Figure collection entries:
▼
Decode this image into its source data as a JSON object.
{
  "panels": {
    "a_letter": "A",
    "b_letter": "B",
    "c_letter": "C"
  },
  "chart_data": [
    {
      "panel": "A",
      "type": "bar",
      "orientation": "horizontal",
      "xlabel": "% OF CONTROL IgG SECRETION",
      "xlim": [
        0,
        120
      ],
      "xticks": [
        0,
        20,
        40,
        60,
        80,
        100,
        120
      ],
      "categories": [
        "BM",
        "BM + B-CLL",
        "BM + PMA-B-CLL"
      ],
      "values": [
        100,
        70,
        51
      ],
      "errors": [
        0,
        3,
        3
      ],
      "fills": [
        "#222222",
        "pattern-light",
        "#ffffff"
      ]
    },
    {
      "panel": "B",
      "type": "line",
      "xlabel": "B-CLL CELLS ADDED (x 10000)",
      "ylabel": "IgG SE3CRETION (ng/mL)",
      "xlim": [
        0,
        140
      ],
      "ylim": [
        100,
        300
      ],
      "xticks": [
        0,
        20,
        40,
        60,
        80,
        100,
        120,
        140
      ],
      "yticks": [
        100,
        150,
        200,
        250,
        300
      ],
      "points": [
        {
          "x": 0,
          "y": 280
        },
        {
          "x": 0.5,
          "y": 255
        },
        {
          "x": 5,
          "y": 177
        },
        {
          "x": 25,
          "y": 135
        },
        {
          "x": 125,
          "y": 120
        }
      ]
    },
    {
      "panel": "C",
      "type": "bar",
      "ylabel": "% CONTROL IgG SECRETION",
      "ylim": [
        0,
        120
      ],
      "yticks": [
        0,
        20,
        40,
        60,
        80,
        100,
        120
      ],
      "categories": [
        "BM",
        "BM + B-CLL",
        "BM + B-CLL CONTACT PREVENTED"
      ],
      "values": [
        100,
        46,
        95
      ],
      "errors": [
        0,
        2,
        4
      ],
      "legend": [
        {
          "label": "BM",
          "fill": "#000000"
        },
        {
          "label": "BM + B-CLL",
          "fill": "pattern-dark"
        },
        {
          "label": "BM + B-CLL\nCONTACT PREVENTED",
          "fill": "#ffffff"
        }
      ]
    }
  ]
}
▲
Work item :: Scan the data above, find each line with "xlabel", and copy it.

Answer space ::
      "xlabel": "% OF CONTROL IgG SECRETION",
      "xlabel": "B-CLL CELLS ADDED (x 10000)",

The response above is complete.